Trecho do documento:
--- --- ---

Para proprietários rurais, demora da polícia em chegar a locais afastados os expõe a assaltantes

Katna Baran e Paula Sperb

Dois motivos levaram o produtor rural Djalma Pastorello a ajudar a eleger Jair Bolsonaro (PSL) presidente do Brasil: a defesa que o político faz do acesso às armas e sua oposição ao PT, que, a seu ver, tinha como projeto dificultar o armamento da população para que estas não impedissem os supostos objetivos do partido.

Coproprietário de uma área de cerca de 97 hectares a 15 km do centro de Foz do Iguaçu, extremo oeste do Paraná, Djalma, 59, ainda aguarda as prometidas novas regras para porte e posse de armas.

“A flexibilização (do armamento) é excelente, porque aí não é só bandido que tem direito”, diz. Ele divide com os irmãos o terreno onde planta milho e soja e cria animais.

O produtor não tem licença de porte, pois não tem curso de tiro, mas mantém dois revólveres no terreno: um de calibre .38, cano curto, registrado, e uma garrucha .32 que era do avô, a qual ele espera regularizar “com as novas regras” que tramitam no Congresso após Bolsonaro retirar o decreto em que fazia a mudança.

Embora ofuscados pela reforma da Previdência, os projetos que tratam do porte e da posse de armas no Brasil, está na mesa diretora da Câmara a proposta já aprovada no Senado que permite ao proprietário e a funcionários rurais andar armados em toda extensão da propriedade, e não apenas na construção principal, como prevê atualmente o Estatuto do Desarmamento.

--- --- ---

Listagens de regiões e rótulos:
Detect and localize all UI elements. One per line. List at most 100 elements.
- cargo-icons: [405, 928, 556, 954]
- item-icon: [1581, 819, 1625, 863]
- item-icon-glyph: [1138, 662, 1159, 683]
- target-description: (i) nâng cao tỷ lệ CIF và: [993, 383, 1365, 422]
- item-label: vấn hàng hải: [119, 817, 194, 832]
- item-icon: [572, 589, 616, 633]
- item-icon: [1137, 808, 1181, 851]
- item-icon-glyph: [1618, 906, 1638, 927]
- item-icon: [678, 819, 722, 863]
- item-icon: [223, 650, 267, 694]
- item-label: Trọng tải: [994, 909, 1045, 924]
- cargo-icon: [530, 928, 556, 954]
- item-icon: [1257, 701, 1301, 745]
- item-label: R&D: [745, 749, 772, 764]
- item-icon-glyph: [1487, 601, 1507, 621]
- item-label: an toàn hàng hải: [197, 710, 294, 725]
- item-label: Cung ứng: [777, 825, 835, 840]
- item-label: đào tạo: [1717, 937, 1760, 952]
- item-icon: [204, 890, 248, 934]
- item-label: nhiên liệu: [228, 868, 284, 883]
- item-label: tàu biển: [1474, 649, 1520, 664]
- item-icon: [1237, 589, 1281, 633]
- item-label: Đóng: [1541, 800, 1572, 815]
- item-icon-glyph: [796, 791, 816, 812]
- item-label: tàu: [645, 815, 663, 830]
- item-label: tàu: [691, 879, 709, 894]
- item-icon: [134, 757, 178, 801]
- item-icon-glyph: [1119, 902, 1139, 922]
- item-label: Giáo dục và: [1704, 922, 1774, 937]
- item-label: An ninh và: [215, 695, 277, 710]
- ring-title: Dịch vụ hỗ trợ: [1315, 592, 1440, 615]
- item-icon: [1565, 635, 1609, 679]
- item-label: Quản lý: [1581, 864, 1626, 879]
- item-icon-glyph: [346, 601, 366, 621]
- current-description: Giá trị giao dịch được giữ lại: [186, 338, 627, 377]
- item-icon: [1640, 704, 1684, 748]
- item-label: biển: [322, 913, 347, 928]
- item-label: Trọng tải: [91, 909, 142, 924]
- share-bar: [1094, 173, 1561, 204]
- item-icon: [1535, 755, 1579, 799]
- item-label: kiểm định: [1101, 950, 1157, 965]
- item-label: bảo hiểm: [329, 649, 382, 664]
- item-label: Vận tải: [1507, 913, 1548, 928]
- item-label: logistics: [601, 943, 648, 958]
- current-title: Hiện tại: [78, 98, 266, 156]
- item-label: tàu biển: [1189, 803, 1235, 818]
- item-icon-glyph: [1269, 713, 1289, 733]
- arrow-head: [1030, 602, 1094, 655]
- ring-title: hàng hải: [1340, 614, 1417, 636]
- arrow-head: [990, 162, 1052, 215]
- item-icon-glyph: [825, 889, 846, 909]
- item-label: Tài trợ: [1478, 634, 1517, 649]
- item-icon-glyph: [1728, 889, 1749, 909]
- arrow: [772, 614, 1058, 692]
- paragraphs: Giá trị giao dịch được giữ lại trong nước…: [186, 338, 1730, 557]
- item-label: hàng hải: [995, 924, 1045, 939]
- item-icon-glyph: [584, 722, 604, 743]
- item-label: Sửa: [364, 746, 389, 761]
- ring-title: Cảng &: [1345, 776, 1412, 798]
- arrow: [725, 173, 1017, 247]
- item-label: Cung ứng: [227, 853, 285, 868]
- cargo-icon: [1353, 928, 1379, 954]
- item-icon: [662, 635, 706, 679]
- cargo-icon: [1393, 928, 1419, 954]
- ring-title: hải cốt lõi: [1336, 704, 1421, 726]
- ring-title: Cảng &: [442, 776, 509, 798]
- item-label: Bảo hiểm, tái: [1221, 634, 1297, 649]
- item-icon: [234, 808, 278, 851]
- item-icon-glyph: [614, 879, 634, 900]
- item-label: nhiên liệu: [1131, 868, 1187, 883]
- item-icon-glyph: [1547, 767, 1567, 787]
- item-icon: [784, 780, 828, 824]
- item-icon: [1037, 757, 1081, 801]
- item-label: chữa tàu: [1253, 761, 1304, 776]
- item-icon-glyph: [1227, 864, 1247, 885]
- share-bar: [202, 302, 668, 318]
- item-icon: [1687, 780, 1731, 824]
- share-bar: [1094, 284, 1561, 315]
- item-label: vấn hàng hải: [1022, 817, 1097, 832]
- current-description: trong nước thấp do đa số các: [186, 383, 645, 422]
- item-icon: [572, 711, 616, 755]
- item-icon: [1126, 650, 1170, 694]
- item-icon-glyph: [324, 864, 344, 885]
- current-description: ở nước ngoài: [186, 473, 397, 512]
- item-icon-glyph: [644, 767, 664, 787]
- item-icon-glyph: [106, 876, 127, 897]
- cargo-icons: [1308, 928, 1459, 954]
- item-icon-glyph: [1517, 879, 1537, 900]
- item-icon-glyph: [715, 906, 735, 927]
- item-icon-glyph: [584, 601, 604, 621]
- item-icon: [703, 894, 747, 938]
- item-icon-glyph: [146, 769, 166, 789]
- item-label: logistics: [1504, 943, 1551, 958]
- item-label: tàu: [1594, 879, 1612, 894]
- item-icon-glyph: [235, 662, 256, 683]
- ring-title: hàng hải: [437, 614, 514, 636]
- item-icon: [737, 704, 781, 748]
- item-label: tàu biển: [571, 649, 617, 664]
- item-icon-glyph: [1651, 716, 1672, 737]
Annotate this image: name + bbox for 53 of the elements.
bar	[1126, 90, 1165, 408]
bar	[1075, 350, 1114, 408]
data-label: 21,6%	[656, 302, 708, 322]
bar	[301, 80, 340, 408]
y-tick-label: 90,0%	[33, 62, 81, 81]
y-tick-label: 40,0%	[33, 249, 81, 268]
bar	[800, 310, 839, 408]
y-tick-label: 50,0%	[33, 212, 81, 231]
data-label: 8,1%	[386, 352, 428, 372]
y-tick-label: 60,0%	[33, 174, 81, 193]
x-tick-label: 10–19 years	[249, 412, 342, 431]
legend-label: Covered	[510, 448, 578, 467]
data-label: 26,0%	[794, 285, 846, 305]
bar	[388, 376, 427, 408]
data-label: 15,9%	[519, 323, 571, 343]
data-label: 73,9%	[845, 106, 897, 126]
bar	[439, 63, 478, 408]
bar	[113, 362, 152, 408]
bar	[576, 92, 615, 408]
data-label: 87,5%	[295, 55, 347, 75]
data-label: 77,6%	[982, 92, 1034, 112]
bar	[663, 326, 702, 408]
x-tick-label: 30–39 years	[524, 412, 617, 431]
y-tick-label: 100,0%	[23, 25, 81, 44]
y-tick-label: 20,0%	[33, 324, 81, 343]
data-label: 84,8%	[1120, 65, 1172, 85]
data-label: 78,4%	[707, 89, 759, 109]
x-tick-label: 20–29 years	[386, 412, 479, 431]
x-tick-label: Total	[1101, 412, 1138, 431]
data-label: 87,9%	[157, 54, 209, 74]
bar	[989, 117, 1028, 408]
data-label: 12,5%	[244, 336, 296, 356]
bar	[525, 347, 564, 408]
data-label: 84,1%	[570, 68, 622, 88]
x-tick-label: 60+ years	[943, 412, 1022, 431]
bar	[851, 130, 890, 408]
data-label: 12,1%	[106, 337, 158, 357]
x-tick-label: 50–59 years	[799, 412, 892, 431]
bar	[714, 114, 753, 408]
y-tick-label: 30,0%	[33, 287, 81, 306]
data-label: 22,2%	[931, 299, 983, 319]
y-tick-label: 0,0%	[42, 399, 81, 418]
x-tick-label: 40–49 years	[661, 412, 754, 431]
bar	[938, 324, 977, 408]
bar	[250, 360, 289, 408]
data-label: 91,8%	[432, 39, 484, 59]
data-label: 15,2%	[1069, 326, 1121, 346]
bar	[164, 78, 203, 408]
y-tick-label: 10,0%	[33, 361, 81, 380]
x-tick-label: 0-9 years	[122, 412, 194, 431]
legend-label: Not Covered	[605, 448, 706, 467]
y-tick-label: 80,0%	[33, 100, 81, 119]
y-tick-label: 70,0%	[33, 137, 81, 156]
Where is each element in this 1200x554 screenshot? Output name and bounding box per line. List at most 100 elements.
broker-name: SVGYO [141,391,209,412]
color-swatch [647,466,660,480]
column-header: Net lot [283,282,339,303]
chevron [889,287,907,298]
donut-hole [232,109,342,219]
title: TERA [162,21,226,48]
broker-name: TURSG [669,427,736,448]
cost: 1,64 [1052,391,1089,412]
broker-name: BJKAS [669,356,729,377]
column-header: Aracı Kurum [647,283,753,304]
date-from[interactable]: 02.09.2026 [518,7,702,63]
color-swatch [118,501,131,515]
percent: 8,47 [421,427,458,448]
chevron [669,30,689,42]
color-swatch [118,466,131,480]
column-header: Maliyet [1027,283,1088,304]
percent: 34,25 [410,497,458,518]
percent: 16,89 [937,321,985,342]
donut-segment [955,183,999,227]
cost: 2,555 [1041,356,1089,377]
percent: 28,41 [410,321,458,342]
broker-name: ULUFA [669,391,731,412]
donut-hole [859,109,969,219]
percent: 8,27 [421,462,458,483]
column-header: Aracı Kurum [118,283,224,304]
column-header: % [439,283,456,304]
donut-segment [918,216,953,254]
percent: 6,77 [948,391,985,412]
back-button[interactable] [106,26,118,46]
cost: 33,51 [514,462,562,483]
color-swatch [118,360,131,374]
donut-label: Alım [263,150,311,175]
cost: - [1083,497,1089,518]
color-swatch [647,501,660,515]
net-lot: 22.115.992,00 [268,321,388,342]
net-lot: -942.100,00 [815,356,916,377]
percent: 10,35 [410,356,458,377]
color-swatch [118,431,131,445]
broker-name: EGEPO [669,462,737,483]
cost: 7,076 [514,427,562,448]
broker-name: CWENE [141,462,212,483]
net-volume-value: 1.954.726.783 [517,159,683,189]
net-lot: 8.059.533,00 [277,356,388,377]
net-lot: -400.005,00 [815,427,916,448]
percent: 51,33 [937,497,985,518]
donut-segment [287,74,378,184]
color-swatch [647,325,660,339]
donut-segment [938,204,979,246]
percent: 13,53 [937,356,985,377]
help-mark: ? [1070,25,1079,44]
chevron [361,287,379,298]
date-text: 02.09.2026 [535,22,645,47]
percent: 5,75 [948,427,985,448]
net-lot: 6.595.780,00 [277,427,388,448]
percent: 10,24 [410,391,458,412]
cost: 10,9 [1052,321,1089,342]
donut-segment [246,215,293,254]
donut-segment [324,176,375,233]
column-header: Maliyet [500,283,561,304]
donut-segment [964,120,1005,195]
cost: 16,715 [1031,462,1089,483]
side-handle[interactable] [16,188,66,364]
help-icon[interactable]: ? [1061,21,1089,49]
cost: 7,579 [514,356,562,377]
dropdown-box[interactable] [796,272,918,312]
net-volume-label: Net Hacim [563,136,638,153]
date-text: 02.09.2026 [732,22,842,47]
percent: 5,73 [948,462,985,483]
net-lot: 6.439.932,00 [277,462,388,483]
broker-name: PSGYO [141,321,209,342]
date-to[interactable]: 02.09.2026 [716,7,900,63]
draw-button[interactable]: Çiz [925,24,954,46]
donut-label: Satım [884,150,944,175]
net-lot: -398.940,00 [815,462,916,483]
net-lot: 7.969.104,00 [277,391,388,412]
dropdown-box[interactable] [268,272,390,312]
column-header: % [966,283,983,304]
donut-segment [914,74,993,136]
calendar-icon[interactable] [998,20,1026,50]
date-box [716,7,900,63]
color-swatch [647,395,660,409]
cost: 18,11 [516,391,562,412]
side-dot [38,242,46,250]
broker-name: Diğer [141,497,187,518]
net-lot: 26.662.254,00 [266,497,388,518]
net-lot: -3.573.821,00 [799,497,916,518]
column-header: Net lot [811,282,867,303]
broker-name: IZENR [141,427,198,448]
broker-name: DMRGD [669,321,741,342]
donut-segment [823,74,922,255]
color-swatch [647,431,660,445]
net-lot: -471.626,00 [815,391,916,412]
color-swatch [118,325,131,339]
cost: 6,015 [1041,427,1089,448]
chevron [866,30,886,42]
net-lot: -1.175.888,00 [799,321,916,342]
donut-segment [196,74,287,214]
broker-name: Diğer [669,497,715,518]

--- --- ---

De acordo com o trecho sobre proprietários rurais e armas, por que Djalma Pastorello não tem licença de porte? Explique em uma a três frases. Baseie-se somente no trecho para responder.

Resposta do exercício: Djalma Pastorello não tem licença de porte porque não fez curso de tiro.